### Do this
Restate the records in their entirety, word for word.

===

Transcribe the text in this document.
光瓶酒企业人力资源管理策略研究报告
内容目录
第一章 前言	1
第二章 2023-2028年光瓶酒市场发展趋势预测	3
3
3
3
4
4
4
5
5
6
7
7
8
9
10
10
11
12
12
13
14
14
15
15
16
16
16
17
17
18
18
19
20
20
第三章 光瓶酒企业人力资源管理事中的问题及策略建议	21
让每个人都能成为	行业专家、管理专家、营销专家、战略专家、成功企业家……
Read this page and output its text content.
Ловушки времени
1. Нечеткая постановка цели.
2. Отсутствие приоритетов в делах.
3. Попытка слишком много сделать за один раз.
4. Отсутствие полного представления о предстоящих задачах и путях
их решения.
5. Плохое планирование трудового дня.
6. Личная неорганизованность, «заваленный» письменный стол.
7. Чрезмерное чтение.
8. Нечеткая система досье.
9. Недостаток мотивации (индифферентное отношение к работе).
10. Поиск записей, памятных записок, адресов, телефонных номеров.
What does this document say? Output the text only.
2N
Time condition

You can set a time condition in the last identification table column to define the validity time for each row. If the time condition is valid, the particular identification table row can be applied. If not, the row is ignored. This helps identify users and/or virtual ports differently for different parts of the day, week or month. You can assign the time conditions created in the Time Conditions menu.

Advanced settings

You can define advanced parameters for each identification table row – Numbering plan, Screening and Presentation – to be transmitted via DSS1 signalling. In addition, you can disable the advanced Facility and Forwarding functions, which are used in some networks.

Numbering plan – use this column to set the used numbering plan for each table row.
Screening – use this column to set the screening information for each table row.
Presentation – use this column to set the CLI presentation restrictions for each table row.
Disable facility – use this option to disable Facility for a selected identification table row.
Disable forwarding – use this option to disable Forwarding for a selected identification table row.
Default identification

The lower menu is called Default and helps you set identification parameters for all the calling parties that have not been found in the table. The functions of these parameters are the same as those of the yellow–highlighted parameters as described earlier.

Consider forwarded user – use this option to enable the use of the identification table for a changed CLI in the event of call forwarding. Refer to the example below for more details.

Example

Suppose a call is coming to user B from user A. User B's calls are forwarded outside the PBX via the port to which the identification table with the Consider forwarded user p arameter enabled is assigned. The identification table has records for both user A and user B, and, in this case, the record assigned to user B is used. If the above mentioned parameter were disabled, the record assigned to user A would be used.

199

===

### Response to this task
Transcribe the text in this document.
光瓶酒企业人力资源管理策略研究报告
内容目录
第一章 前言	1
第二章 2023-2028年光瓶酒市场发展趋势预测	3
3
3
3
4
4
4
5
5
6
7
7
8
9
10
10
11
12
12
13
14
14
15
15
16
16
16
17
17
18
18
19
20
20
第三章 光瓶酒企业人力资源管理事中的问题及策略建议	21
让每个人都能成为	行业专家、管理专家、营销专家、战略专家、成功企业家……
Read this page and output its text content.
Ловушки времени
1. Нечеткая постановка цели.
2. Отсутствие приоритетов в делах.
3. Попытка слишком много сделать за один раз.
4. Отсутствие полного представления о предстоящих задачах и путях
их решения.
5. Плохое планирование трудового дня.
6. Личная неорганизованность, «заваленный» письменный стол.
7. Чрезмерное чтение.
8. Нечеткая система досье.
9. Недостаток мотивации (индифферентное отношение к работе).
10. Поиск записей, памятных записок, адресов, телефонных номеров.
What does this document say? Output the text only.
2N
Time condition

You can set a time condition in the last identification table column to define the validity time for each row. If the time condition is valid, the particular identification table row can be applied. If not, the row is ignored. This helps identify users and/or virtual ports differently for different parts of the day, week or month. You can assign the time conditions created in the Time Conditions menu.

Advanced settings

You can define advanced parameters for each identification table row – Numbering plan, Screening and Presentation – to be transmitted via DSS1 signalling. In addition, you can disable the advanced Facility and Forwarding functions, which are used in some networks.

Numbering plan – use this column to set the used numbering plan for each table row.
Screening – use this column to set the screening information for each table row.
Presentation – use this column to set the CLI presentation restrictions for each table row.
Disable facility – use this option to disable Facility for a selected identification table row.
Disable forwarding – use this option to disable Forwarding for a selected identification table row.
Default identification

The lower menu is called Default and helps you set identification parameters for all the calling parties that have not been found in the table. The functions of these parameters are the same as those of the yellow–highlighted parameters as described earlier.

Consider forwarded user – use this option to enable the use of the identification table for a changed CLI in the event of call forwarding. Refer to the example below for more details.

Example

Suppose a call is coming to user B from user A. User B's calls are forwarded outside the PBX via the port to which the identification table with the Consider forwarded user p arameter enabled is assigned. The identification table has records for both user A and user B, and, in this case, the record assigned to user B is used. If the above mentioned parameter were disabled, the record assigned to user A would be used.

199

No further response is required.